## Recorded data

• • • • •

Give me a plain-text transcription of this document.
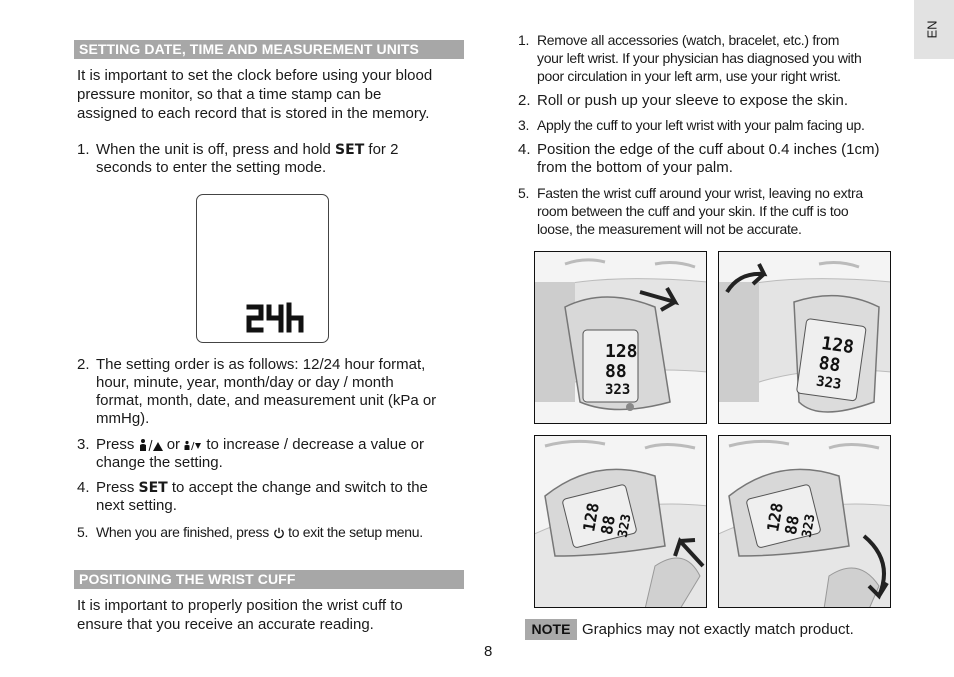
EN
SETTING DATE, TIME AND MEASUREMENT UNITS
It is important to set the clock before using your blood
pressure monitor, so that a time stamp can be
assigned to each record that is stored in the memory.
1. When the unit is off, press and hold SET for 2
seconds to enter the setting mode.
2. The setting order is as follows: 12/24 hour format,
hour, minute, year, month/day or day / month
format, month, date, and measurement unit (kPa or
mmHg).
3. Press  or  to increase / decrease a value or
change the setting.
4. Press SET to accept the change and switch to the
next setting.
5. When you are finished, press  to exit the setup menu.
POSITIONING THE WRIST CUFF
It is important to properly position the wrist cuff to
ensure that you receive an accurate reading.
1. Remove all accessories (watch, bracelet, etc.) from
your left wrist. If your physician has diagnosed you with
poor circulation in your left arm, use your right wrist.
2. Roll or push up your sleeve to expose the skin.
3. Apply the cuff to your left wrist with your palm facing up.
4. Position the edge of the cuff about 0.4 inches (1cm)
from the bottom of your palm.
5. Fasten the wrist cuff around your wrist, leaving no extra
room between the cuff and your skin. If the cuff is too
loose, the measurement will not be accurate.
128
88
323
128
88
323
128
88
323	128
88
323
NOTE Graphics may not exactly match product.
8
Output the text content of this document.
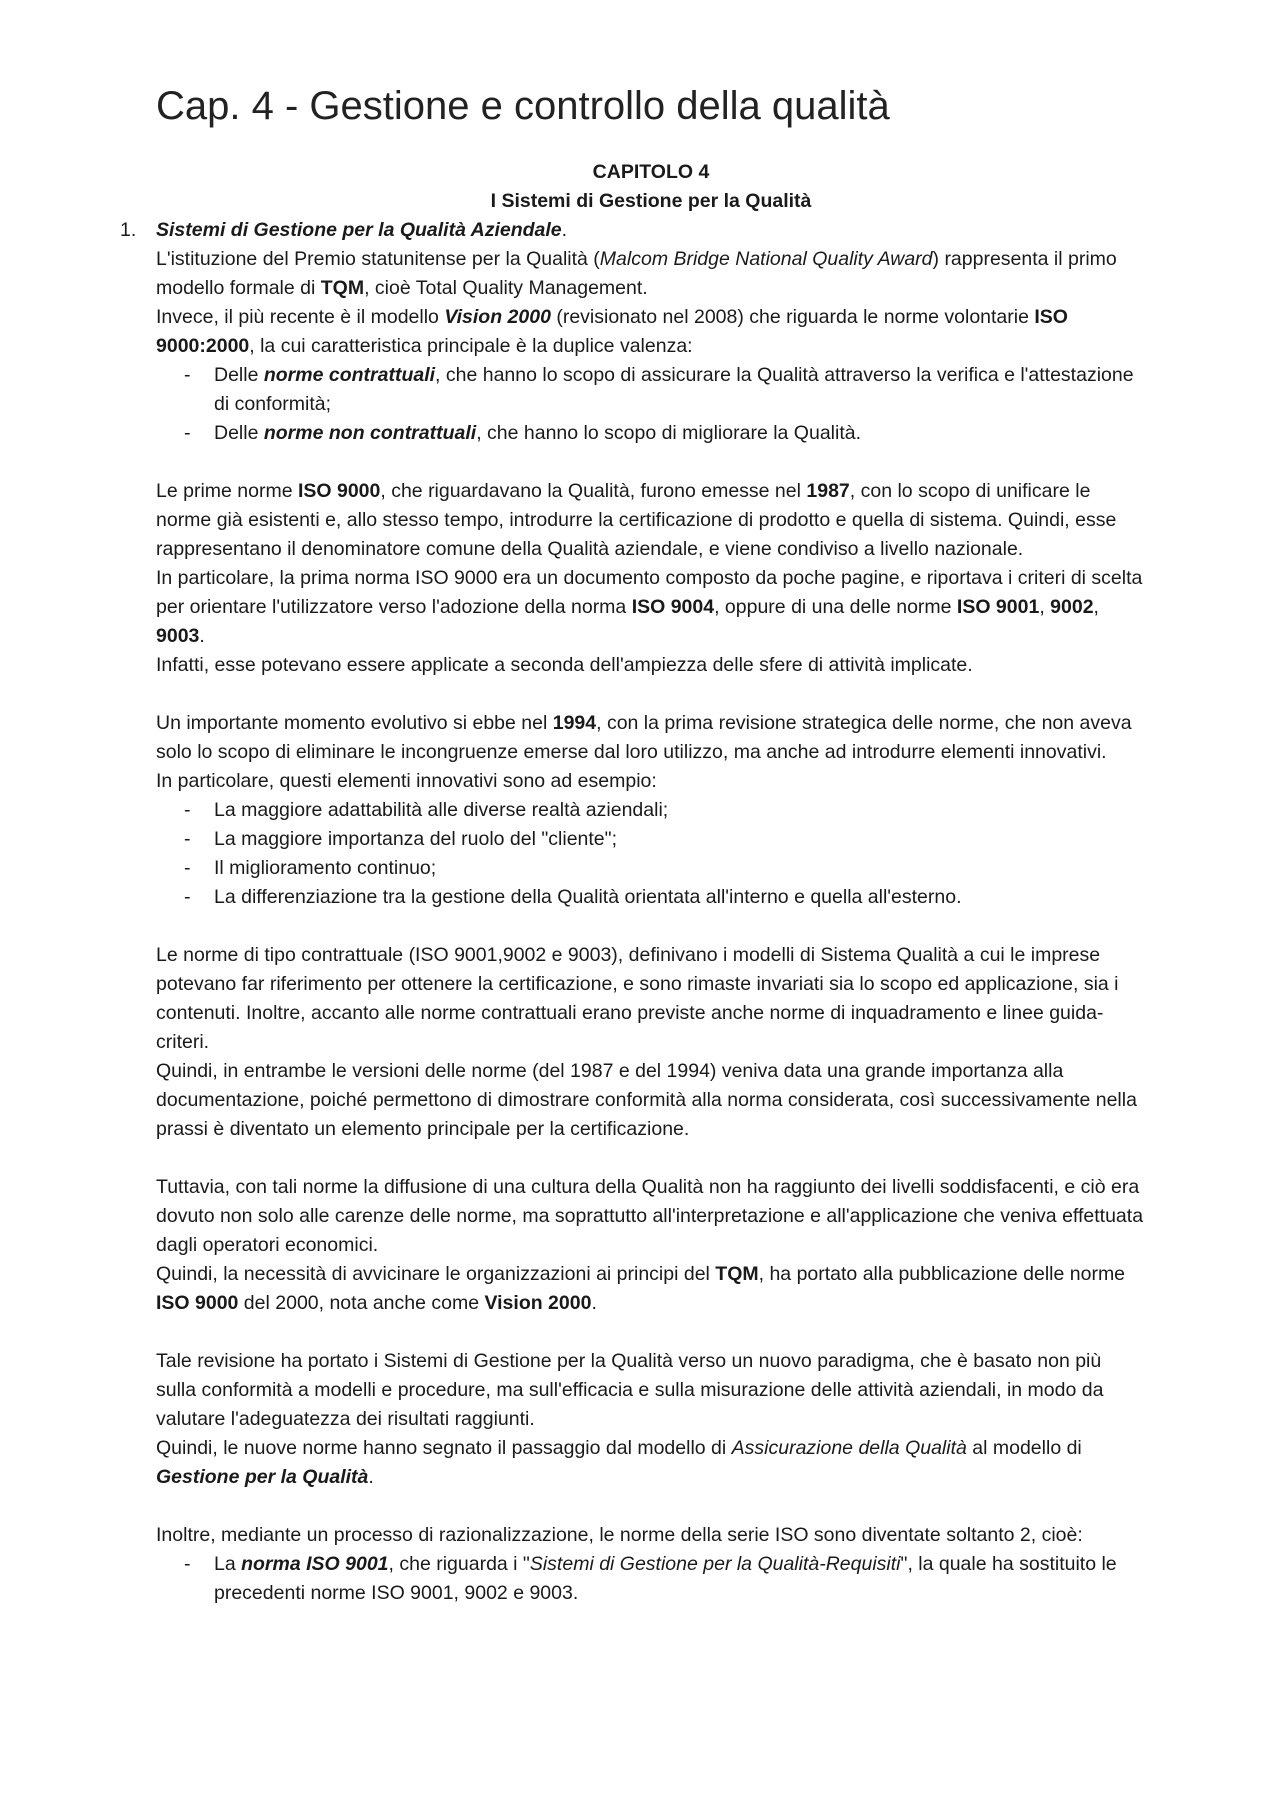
Cap. 4 - Gestione e controllo della qualità
CAPITOLO 4
I Sistemi di Gestione per la Qualità
1. Sistemi di Gestione per la Qualità Aziendale.

L'istituzione del Premio statunitense per la Qualità (Malcom Bridge National Quality Award) rappresenta il primo modello formale di TQM, cioè Total Quality Management.

Invece, il più recente è il modello Vision 2000 (revisionato nel 2008) che riguarda le norme volontarie ISO 9000:2000, la cui caratteristica principale è la duplice valenza:

- Delle norme contrattuali, che hanno lo scopo di assicurare la Qualità attraverso la verifica e l'attestazione di conformità;
- Delle norme non contrattuali, che hanno lo scopo di migliorare la Qualità.

Le prime norme ISO 9000, che riguardavano la Qualità, furono emesse nel 1987, con lo scopo di unificare le norme già esistenti e, allo stesso tempo, introdurre la certificazione di prodotto e quella di sistema. Quindi, esse rappresentano il denominatore comune della Qualità aziendale, e viene condiviso a livello nazionale.

In particolare, la prima norma ISO 9000 era un documento composto da poche pagine, e riportava i criteri di scelta per orientare l'utilizzatore verso l'adozione della norma ISO 9004, oppure di una delle norme ISO 9001, 9002, 9003.

Infatti, esse potevano essere applicate a seconda dell'ampiezza delle sfere di attività implicate.

Un importante momento evolutivo si ebbe nel 1994, con la prima revisione strategica delle norme, che non aveva solo lo scopo di eliminare le incongruenze emerse dal loro utilizzo, ma anche ad introdurre elementi innovativi.

In particolare, questi elementi innovativi sono ad esempio:

- La maggiore adattabilità alle diverse realtà aziendali;
- La maggiore importanza del ruolo del "cliente";
- Il miglioramento continuo;
- La differenziazione tra la gestione della Qualità orientata all'interno e quella all'esterno.

Le norme di tipo contrattuale (ISO 9001,9002 e 9003), definivano i modelli di Sistema Qualità a cui le imprese potevano far riferimento per ottenere la certificazione, e sono rimaste invariati sia lo scopo ed applicazione, sia i contenuti. Inoltre, accanto alle norme contrattuali erano previste anche norme di inquadramento e linee guida-criteri.

Quindi, in entrambe le versioni delle norme (del 1987 e del 1994) veniva data una grande importanza alla documentazione, poiché permettono di dimostrare conformità alla norma considerata, così successivamente nella prassi è diventato un elemento principale per la certificazione.

Tuttavia, con tali norme la diffusione di una cultura della Qualità non ha raggiunto dei livelli soddisfacenti, e ciò era dovuto non solo alle carenze delle norme, ma soprattutto all'interpretazione e all'applicazione che veniva effettuata dagli operatori economici.

Quindi, la necessità di avvicinare le organizzazioni ai principi del TQM, ha portato alla pubblicazione delle norme ISO 9000 del 2000, nota anche come Vision 2000.

Tale revisione ha portato i Sistemi di Gestione per la Qualità verso un nuovo paradigma, che è basato non più sulla conformità a modelli e procedure, ma sull'efficacia e sulla misurazione delle attività aziendali, in modo da valutare l'adeguatezza dei risultati raggiunti.

Quindi, le nuove norme hanno segnato il passaggio dal modello di Assicurazione della Qualità al modello di Gestione per la Qualità.

Inoltre, mediante un processo di razionalizzazione, le norme della serie ISO sono diventate soltanto 2, cioè:

- La norma ISO 9001, che riguarda i "Sistemi di Gestione per la Qualità-Requisiti", la quale ha sostituito le precedenti norme ISO 9001, 9002 e 9003.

• • • • •

## TASK DETAILS
Transcribe the records verbatim and omit the images.

## OUTPUT
Give me a plain-text transcription of this document.
EN
SETTING DATE, TIME AND MEASUREMENT UNITS
It is important to set the clock before using your blood
pressure monitor, so that a time stamp can be
assigned to each record that is stored in the memory.
1. When the unit is off, press and hold SET for 2
seconds to enter the setting mode.
2. The setting order is as follows: 12/24 hour format,
hour, minute, year, month/day or day / month
format, month, date, and measurement unit (kPa or
mmHg).
3. Press  or  to increase / decrease a value or
change the setting.
4. Press SET to accept the change and switch to the
next setting.
5. When you are finished, press  to exit the setup menu.
POSITIONING THE WRIST CUFF
It is important to properly position the wrist cuff to
ensure that you receive an accurate reading.
1. Remove all accessories (watch, bracelet, etc.) from
your left wrist. If your physician has diagnosed you with
poor circulation in your left arm, use your right wrist.
2. Roll or push up your sleeve to expose the skin.
3. Apply the cuff to your left wrist with your palm facing up.
4. Position the edge of the cuff about 0.4 inches (1cm)
from the bottom of your palm.
5. Fasten the wrist cuff around your wrist, leaving no extra
room between the cuff and your skin. If the cuff is too
loose, the measurement will not be accurate.
128
88
323
128
88
323
128
88
323	128
88
323
NOTE Graphics may not exactly match product.
8
Output the text content of this document.
Cap. 4 - Gestione e controllo della qualità
CAPITOLO 4
I Sistemi di Gestione per la Qualità
1. Sistemi di Gestione per la Qualità Aziendale.

L'istituzione del Premio statunitense per la Qualità (Malcom Bridge National Quality Award) rappresenta il primo modello formale di TQM, cioè Total Quality Management.

Invece, il più recente è il modello Vision 2000 (revisionato nel 2008) che riguarda le norme volontarie ISO 9000:2000, la cui caratteristica principale è la duplice valenza:

- Delle norme contrattuali, che hanno lo scopo di assicurare la Qualità attraverso la verifica e l'attestazione di conformità;
- Delle norme non contrattuali, che hanno lo scopo di migliorare la Qualità.

Le prime norme ISO 9000, che riguardavano la Qualità, furono emesse nel 1987, con lo scopo di unificare le norme già esistenti e, allo stesso tempo, introdurre la certificazione di prodotto e quella di sistema. Quindi, esse rappresentano il denominatore comune della Qualità aziendale, e viene condiviso a livello nazionale.

In particolare, la prima norma ISO 9000 era un documento composto da poche pagine, e riportava i criteri di scelta per orientare l'utilizzatore verso l'adozione della norma ISO 9004, oppure di una delle norme ISO 9001, 9002, 9003.

Infatti, esse potevano essere applicate a seconda dell'ampiezza delle sfere di attività implicate.

Un importante momento evolutivo si ebbe nel 1994, con la prima revisione strategica delle norme, che non aveva solo lo scopo di eliminare le incongruenze emerse dal loro utilizzo, ma anche ad introdurre elementi innovativi.

In particolare, questi elementi innovativi sono ad esempio:

- La maggiore adattabilità alle diverse realtà aziendali;
- La maggiore importanza del ruolo del "cliente";
- Il miglioramento continuo;
- La differenziazione tra la gestione della Qualità orientata all'interno e quella all'esterno.

Le norme di tipo contrattuale (ISO 9001,9002 e 9003), definivano i modelli di Sistema Qualità a cui le imprese potevano far riferimento per ottenere la certificazione, e sono rimaste invariati sia lo scopo ed applicazione, sia i contenuti. Inoltre, accanto alle norme contrattuali erano previste anche norme di inquadramento e linee guida-criteri.

Quindi, in entrambe le versioni delle norme (del 1987 e del 1994) veniva data una grande importanza alla documentazione, poiché permettono di dimostrare conformità alla norma considerata, così successivamente nella prassi è diventato un elemento principale per la certificazione.

Tuttavia, con tali norme la diffusione di una cultura della Qualità non ha raggiunto dei livelli soddisfacenti, e ciò era dovuto non solo alle carenze delle norme, ma soprattutto all'interpretazione e all'applicazione che veniva effettuata dagli operatori economici.

Quindi, la necessità di avvicinare le organizzazioni ai principi del TQM, ha portato alla pubblicazione delle norme ISO 9000 del 2000, nota anche come Vision 2000.

Tale revisione ha portato i Sistemi di Gestione per la Qualità verso un nuovo paradigma, che è basato non più sulla conformità a modelli e procedure, ma sull'efficacia e sulla misurazione delle attività aziendali, in modo da valutare l'adeguatezza dei risultati raggiunti.

Quindi, le nuove norme hanno segnato il passaggio dal modello di Assicurazione della Qualità al modello di Gestione per la Qualità.

Inoltre, mediante un processo di razionalizzazione, le norme della serie ISO sono diventate soltanto 2, cioè:

- La norma ISO 9001, che riguarda i "Sistemi di Gestione per la Qualità-Requisiti", la quale ha sostituito le precedenti norme ISO 9001, 9002 e 9003.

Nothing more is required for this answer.